Collected data entries
________________
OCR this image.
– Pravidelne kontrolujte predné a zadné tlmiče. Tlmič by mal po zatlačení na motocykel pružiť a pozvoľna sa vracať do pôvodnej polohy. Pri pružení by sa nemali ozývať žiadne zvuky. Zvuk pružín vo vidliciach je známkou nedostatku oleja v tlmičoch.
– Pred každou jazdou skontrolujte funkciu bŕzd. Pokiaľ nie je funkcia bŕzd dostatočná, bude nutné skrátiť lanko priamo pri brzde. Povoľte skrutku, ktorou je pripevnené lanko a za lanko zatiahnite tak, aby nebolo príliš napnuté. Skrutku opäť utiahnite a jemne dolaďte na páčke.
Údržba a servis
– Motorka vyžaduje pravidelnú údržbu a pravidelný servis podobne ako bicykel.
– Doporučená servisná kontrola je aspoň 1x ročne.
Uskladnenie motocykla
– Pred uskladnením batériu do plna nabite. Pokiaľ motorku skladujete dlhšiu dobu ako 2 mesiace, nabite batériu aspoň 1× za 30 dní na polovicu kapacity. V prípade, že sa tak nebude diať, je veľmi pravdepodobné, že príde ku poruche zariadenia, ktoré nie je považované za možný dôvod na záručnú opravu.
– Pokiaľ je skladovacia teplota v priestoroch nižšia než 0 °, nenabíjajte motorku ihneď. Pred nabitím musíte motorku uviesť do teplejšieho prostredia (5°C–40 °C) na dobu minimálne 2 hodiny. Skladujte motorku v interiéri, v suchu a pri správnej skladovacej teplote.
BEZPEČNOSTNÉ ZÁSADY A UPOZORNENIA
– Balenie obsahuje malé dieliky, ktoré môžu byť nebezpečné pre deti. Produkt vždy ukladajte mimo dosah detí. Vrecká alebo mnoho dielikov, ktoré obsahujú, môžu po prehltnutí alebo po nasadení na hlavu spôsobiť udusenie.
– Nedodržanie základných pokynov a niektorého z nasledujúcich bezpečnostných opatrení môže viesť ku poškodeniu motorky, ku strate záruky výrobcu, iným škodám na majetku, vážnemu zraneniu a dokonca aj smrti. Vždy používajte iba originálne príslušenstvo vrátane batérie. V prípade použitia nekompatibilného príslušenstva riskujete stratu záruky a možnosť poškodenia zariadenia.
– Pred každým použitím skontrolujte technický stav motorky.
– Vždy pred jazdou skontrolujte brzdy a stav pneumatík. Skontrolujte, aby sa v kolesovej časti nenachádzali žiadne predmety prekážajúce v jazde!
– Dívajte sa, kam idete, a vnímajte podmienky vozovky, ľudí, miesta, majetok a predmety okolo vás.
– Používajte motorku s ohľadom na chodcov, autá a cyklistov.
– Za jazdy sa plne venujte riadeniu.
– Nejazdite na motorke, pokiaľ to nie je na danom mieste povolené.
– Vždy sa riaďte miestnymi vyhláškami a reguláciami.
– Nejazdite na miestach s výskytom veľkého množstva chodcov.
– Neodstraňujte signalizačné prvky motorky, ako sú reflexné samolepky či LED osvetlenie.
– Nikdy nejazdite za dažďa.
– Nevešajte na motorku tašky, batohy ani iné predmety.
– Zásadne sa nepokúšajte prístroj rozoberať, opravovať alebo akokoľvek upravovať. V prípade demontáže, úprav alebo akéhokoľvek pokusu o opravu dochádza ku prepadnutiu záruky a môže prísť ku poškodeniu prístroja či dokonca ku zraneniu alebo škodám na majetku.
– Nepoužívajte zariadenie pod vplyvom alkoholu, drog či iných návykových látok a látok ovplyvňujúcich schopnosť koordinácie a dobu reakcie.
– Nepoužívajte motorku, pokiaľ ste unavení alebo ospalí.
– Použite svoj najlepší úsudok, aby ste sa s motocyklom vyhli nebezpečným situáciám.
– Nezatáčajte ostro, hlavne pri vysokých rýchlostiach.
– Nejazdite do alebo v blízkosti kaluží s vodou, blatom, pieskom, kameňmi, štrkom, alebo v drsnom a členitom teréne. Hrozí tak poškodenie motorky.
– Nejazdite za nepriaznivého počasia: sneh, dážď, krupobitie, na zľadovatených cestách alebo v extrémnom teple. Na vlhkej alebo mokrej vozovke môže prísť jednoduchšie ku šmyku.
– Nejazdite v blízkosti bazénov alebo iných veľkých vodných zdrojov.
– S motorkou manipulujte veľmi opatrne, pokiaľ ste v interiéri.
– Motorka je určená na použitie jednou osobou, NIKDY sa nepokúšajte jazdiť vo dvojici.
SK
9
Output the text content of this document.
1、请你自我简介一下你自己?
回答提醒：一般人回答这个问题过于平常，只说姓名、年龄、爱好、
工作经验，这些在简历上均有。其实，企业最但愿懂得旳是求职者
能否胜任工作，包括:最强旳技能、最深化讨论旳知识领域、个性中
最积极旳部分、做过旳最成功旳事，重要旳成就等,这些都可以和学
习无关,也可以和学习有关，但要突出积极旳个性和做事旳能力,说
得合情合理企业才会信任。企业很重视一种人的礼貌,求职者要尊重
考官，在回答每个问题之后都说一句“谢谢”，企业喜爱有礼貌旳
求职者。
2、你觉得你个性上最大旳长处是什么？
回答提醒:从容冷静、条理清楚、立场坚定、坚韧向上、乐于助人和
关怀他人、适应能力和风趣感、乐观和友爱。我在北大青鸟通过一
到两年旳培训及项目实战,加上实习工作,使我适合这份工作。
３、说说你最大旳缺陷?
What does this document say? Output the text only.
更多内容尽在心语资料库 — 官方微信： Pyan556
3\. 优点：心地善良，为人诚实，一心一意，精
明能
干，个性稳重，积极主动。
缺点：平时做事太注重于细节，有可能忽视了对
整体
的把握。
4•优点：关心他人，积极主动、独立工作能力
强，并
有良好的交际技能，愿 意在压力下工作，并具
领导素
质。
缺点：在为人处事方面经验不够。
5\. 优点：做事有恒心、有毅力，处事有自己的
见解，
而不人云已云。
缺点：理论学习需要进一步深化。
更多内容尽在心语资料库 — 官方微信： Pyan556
________________
◆ What is being asked
Repeat the entries exactly, all of them.

◆ Full output
OCR this image.
– Pravidelne kontrolujte predné a zadné tlmiče. Tlmič by mal po zatlačení na motocykel pružiť a pozvoľna sa vracať do pôvodnej polohy. Pri pružení by sa nemali ozývať žiadne zvuky. Zvuk pružín vo vidliciach je známkou nedostatku oleja v tlmičoch.
– Pred každou jazdou skontrolujte funkciu bŕzd. Pokiaľ nie je funkcia bŕzd dostatočná, bude nutné skrátiť lanko priamo pri brzde. Povoľte skrutku, ktorou je pripevnené lanko a za lanko zatiahnite tak, aby nebolo príliš napnuté. Skrutku opäť utiahnite a jemne dolaďte na páčke.
Údržba a servis
– Motorka vyžaduje pravidelnú údržbu a pravidelný servis podobne ako bicykel.
– Doporučená servisná kontrola je aspoň 1x ročne.
Uskladnenie motocykla
– Pred uskladnením batériu do plna nabite. Pokiaľ motorku skladujete dlhšiu dobu ako 2 mesiace, nabite batériu aspoň 1× za 30 dní na polovicu kapacity. V prípade, že sa tak nebude diať, je veľmi pravdepodobné, že príde ku poruche zariadenia, ktoré nie je považované za možný dôvod na záručnú opravu.
– Pokiaľ je skladovacia teplota v priestoroch nižšia než 0 °, nenabíjajte motorku ihneď. Pred nabitím musíte motorku uviesť do teplejšieho prostredia (5°C–40 °C) na dobu minimálne 2 hodiny. Skladujte motorku v interiéri, v suchu a pri správnej skladovacej teplote.
BEZPEČNOSTNÉ ZÁSADY A UPOZORNENIA
– Balenie obsahuje malé dieliky, ktoré môžu byť nebezpečné pre deti. Produkt vždy ukladajte mimo dosah detí. Vrecká alebo mnoho dielikov, ktoré obsahujú, môžu po prehltnutí alebo po nasadení na hlavu spôsobiť udusenie.
– Nedodržanie základných pokynov a niektorého z nasledujúcich bezpečnostných opatrení môže viesť ku poškodeniu motorky, ku strate záruky výrobcu, iným škodám na majetku, vážnemu zraneniu a dokonca aj smrti. Vždy používajte iba originálne príslušenstvo vrátane batérie. V prípade použitia nekompatibilného príslušenstva riskujete stratu záruky a možnosť poškodenia zariadenia.
– Pred každým použitím skontrolujte technický stav motorky.
– Vždy pred jazdou skontrolujte brzdy a stav pneumatík. Skontrolujte, aby sa v kolesovej časti nenachádzali žiadne predmety prekážajúce v jazde!
– Dívajte sa, kam idete, a vnímajte podmienky vozovky, ľudí, miesta, majetok a predmety okolo vás.
– Používajte motorku s ohľadom na chodcov, autá a cyklistov.
– Za jazdy sa plne venujte riadeniu.
– Nejazdite na motorke, pokiaľ to nie je na danom mieste povolené.
– Vždy sa riaďte miestnymi vyhláškami a reguláciami.
– Nejazdite na miestach s výskytom veľkého množstva chodcov.
– Neodstraňujte signalizačné prvky motorky, ako sú reflexné samolepky či LED osvetlenie.
– Nikdy nejazdite za dažďa.
– Nevešajte na motorku tašky, batohy ani iné predmety.
– Zásadne sa nepokúšajte prístroj rozoberať, opravovať alebo akokoľvek upravovať. V prípade demontáže, úprav alebo akéhokoľvek pokusu o opravu dochádza ku prepadnutiu záruky a môže prísť ku poškodeniu prístroja či dokonca ku zraneniu alebo škodám na majetku.
– Nepoužívajte zariadenie pod vplyvom alkoholu, drog či iných návykových látok a látok ovplyvňujúcich schopnosť koordinácie a dobu reakcie.
– Nepoužívajte motorku, pokiaľ ste unavení alebo ospalí.
– Použite svoj najlepší úsudok, aby ste sa s motocyklom vyhli nebezpečným situáciám.
– Nezatáčajte ostro, hlavne pri vysokých rýchlostiach.
– Nejazdite do alebo v blízkosti kaluží s vodou, blatom, pieskom, kameňmi, štrkom, alebo v drsnom a členitom teréne. Hrozí tak poškodenie motorky.
– Nejazdite za nepriaznivého počasia: sneh, dážď, krupobitie, na zľadovatených cestách alebo v extrémnom teple. Na vlhkej alebo mokrej vozovke môže prísť jednoduchšie ku šmyku.
– Nejazdite v blízkosti bazénov alebo iných veľkých vodných zdrojov.
– S motorkou manipulujte veľmi opatrne, pokiaľ ste v interiéri.
– Motorka je určená na použitie jednou osobou, NIKDY sa nepokúšajte jazdiť vo dvojici.
SK
9
Output the text content of this document.
1、请你自我简介一下你自己?
回答提醒：一般人回答这个问题过于平常，只说姓名、年龄、爱好、
工作经验，这些在简历上均有。其实，企业最但愿懂得旳是求职者
能否胜任工作，包括:最强旳技能、最深化讨论旳知识领域、个性中
最积极旳部分、做过旳最成功旳事，重要旳成就等,这些都可以和学
习无关,也可以和学习有关，但要突出积极旳个性和做事旳能力,说
得合情合理企业才会信任。企业很重视一种人的礼貌,求职者要尊重
考官，在回答每个问题之后都说一句“谢谢”，企业喜爱有礼貌旳
求职者。
2、你觉得你个性上最大旳长处是什么？
回答提醒:从容冷静、条理清楚、立场坚定、坚韧向上、乐于助人和
关怀他人、适应能力和风趣感、乐观和友爱。我在北大青鸟通过一
到两年旳培训及项目实战,加上实习工作,使我适合这份工作。
３、说说你最大旳缺陷?
What does this document say? Output the text only.
更多内容尽在心语资料库 — 官方微信： Pyan556
3\. 优点：心地善良，为人诚实，一心一意，精
明能
干，个性稳重，积极主动。
缺点：平时做事太注重于细节，有可能忽视了对
整体
的把握。
4•优点：关心他人，积极主动、独立工作能力
强，并
有良好的交际技能，愿 意在压力下工作，并具
领导素
质。
缺点：在为人处事方面经验不够。
5\. 优点：做事有恒心、有毅力，处事有自己的
见解，
而不人云已云。
缺点：理论学习需要进一步深化。
更多内容尽在心语资料库 — 官方微信： Pyan556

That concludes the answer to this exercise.